---------- Exercise material ----------

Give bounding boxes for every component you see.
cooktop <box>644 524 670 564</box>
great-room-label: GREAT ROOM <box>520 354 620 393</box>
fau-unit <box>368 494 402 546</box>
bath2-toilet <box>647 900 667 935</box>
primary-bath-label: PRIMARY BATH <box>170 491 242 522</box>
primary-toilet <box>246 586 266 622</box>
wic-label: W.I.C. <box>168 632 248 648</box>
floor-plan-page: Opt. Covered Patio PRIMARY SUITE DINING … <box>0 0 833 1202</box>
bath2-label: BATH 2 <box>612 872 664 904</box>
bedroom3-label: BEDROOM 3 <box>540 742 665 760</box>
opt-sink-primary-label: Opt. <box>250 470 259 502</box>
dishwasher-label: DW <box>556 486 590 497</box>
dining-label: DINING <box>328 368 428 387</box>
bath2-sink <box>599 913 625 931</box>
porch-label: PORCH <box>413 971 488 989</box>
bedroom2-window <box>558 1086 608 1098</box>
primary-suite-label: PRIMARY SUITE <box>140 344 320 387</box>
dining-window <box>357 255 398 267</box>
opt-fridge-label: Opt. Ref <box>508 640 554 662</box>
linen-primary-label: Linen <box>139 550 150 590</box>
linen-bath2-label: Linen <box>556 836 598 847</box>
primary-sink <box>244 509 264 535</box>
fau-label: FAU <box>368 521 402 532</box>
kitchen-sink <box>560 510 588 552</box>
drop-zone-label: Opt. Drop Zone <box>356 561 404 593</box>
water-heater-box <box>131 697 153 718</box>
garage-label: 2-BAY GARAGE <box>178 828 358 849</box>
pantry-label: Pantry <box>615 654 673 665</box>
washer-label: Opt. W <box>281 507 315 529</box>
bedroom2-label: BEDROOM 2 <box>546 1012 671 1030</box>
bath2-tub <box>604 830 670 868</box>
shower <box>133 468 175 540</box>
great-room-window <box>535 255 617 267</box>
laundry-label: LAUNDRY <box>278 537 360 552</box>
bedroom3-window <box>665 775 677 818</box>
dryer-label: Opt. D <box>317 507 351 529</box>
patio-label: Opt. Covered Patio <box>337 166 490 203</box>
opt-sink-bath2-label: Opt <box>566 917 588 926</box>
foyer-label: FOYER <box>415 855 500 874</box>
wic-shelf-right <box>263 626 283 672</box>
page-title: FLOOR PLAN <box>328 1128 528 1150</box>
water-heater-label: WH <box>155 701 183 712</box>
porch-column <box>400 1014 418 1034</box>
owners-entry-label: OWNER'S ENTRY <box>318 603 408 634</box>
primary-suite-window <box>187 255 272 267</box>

----------

▶ What you are asked to do: Copy out the data word for word, from its first line through the line containing "water-heater-label: WH <box>155", with both ends included.

▶ Task answer:
Give bounding boxes for every component you see.
cooktop <box>644 524 670 564</box>
great-room-label: GREAT ROOM <box>520 354 620 393</box>
fau-unit <box>368 494 402 546</box>
bath2-toilet <box>647 900 667 935</box>
primary-bath-label: PRIMARY BATH <box>170 491 242 522</box>
primary-toilet <box>246 586 266 622</box>
wic-label: W.I.C. <box>168 632 248 648</box>
floor-plan-page: Opt. Covered Patio PRIMARY SUITE DINING … <box>0 0 833 1202</box>
bath2-label: BATH 2 <box>612 872 664 904</box>
bedroom3-label: BEDROOM 3 <box>540 742 665 760</box>
opt-sink-primary-label: Opt. <box>250 470 259 502</box>
dishwasher-label: DW <box>556 486 590 497</box>
dining-label: DINING <box>328 368 428 387</box>
bath2-sink <box>599 913 625 931</box>
porch-label: PORCH <box>413 971 488 989</box>
bedroom2-window <box>558 1086 608 1098</box>
primary-suite-label: PRIMARY SUITE <box>140 344 320 387</box>
dining-window <box>357 255 398 267</box>
opt-fridge-label: Opt. Ref <box>508 640 554 662</box>
linen-primary-label: Linen <box>139 550 150 590</box>
linen-bath2-label: Linen <box>556 836 598 847</box>
primary-sink <box>244 509 264 535</box>
fau-label: FAU <box>368 521 402 532</box>
kitchen-sink <box>560 510 588 552</box>
drop-zone-label: Opt. Drop Zone <box>356 561 404 593</box>
water-heater-box <box>131 697 153 718</box>
garage-label: 2-BAY GARAGE <box>178 828 358 849</box>
pantry-label: Pantry <box>615 654 673 665</box>
washer-label: Opt. W <box>281 507 315 529</box>
bedroom2-label: BEDROOM 2 <box>546 1012 671 1030</box>
bath2-tub <box>604 830 670 868</box>
shower <box>133 468 175 540</box>
great-room-window <box>535 255 617 267</box>
laundry-label: LAUNDRY <box>278 537 360 552</box>
bedroom3-window <box>665 775 677 818</box>
dryer-label: Opt. D <box>317 507 351 529</box>
patio-label: Opt. Covered Patio <box>337 166 490 203</box>
opt-sink-bath2-label: Opt <box>566 917 588 926</box>
foyer-label: FOYER <box>415 855 500 874</box>
wic-shelf-right <box>263 626 283 672</box>
page-title: FLOOR PLAN <box>328 1128 528 1150</box>
water-heater-label: WH <box>155 701 183 712</box>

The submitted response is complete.